## begin MATERIAL FOR THE TASK
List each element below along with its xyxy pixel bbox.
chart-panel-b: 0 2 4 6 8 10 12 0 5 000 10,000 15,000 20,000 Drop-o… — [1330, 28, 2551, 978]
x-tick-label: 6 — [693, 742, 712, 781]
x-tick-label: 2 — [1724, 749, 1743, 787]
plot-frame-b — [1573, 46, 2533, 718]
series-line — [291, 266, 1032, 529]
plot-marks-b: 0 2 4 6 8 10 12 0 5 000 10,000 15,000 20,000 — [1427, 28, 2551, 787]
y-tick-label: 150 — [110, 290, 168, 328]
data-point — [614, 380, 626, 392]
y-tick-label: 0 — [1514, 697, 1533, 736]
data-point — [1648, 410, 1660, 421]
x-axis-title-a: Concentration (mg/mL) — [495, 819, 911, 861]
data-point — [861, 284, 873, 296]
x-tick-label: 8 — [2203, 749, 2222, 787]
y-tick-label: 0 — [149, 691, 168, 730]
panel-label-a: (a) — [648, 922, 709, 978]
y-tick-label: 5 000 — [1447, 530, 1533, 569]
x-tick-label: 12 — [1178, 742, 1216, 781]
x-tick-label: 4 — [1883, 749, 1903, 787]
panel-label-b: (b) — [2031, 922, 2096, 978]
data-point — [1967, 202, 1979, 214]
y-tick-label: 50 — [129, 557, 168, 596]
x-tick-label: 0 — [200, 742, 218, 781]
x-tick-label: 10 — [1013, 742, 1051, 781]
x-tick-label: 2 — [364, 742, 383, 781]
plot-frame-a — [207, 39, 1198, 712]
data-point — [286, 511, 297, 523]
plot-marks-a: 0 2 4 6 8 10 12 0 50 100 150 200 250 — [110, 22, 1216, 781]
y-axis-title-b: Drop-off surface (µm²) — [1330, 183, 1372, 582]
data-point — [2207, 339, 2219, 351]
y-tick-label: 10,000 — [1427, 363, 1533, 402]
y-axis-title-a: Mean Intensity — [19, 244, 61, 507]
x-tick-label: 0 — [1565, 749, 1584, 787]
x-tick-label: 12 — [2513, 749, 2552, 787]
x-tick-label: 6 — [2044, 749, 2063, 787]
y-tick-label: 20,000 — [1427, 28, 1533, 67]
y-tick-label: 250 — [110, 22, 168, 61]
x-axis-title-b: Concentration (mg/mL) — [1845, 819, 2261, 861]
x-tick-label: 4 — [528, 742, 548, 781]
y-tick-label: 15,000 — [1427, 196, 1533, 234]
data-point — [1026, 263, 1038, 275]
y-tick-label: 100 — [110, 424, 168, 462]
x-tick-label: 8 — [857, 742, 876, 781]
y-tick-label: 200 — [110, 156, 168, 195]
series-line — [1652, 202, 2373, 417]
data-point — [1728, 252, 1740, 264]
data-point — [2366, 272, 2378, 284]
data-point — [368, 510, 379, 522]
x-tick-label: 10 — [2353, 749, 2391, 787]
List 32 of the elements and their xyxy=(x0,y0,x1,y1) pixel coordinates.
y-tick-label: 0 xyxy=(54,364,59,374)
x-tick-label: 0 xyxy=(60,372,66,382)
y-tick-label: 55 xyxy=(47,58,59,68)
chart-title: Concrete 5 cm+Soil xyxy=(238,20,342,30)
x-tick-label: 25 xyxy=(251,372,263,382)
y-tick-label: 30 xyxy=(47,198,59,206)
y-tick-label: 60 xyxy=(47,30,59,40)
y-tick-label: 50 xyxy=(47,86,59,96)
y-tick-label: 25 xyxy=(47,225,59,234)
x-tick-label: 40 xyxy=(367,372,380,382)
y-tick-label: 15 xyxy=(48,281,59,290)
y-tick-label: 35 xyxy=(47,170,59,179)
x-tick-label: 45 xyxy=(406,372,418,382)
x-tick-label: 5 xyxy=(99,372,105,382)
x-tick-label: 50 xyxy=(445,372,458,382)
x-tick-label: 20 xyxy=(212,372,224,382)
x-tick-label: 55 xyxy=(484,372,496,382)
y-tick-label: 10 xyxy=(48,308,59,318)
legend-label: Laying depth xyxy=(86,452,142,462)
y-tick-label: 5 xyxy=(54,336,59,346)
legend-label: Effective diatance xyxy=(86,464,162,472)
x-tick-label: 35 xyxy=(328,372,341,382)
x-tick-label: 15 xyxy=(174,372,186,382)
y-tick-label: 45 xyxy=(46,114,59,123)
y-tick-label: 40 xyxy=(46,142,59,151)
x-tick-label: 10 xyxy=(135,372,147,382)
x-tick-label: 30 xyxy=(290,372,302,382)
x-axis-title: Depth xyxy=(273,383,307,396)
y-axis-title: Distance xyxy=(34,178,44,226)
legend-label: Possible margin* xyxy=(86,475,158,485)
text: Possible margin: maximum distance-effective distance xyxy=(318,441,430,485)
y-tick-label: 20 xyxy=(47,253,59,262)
## end MATERIAL FOR THE TASK
GIVEN INSTRUCTION: Copy the items word for word, from the first line through the line containing "y-tick-label: 10,000 — [1427, 363, 1533, 402]", including that line.

SOLUTION FOR THIS EXERCISE:
List each element below along with its xyxy pixel bbox.
chart-panel-b: 0 2 4 6 8 10 12 0 5 000 10,000 15,000 20,000 Drop-o… — [1330, 28, 2551, 978]
x-tick-label: 6 — [693, 742, 712, 781]
x-tick-label: 2 — [1724, 749, 1743, 787]
plot-frame-b — [1573, 46, 2533, 718]
series-line — [291, 266, 1032, 529]
plot-marks-b: 0 2 4 6 8 10 12 0 5 000 10,000 15,000 20,000 — [1427, 28, 2551, 787]
y-tick-label: 150 — [110, 290, 168, 328]
data-point — [614, 380, 626, 392]
y-tick-label: 0 — [1514, 697, 1533, 736]
data-point — [1648, 410, 1660, 421]
x-axis-title-a: Concentration (mg/mL) — [495, 819, 911, 861]
data-point — [861, 284, 873, 296]
x-tick-label: 8 — [2203, 749, 2222, 787]
y-tick-label: 0 — [149, 691, 168, 730]
panel-label-a: (a) — [648, 922, 709, 978]
y-tick-label: 5 000 — [1447, 530, 1533, 569]
x-tick-label: 12 — [1178, 742, 1216, 781]
x-tick-label: 4 — [1883, 749, 1903, 787]
panel-label-b: (b) — [2031, 922, 2096, 978]
data-point — [1967, 202, 1979, 214]
y-tick-label: 50 — [129, 557, 168, 596]
x-tick-label: 0 — [200, 742, 218, 781]
x-tick-label: 10 — [1013, 742, 1051, 781]
x-tick-label: 2 — [364, 742, 383, 781]
plot-frame-a — [207, 39, 1198, 712]
data-point — [286, 511, 297, 523]
plot-marks-a: 0 2 4 6 8 10 12 0 50 100 150 200 250 — [110, 22, 1216, 781]
y-axis-title-b: Drop-off surface (µm²) — [1330, 183, 1372, 582]
data-point — [2207, 339, 2219, 351]
y-tick-label: 10,000 — [1427, 363, 1533, 402]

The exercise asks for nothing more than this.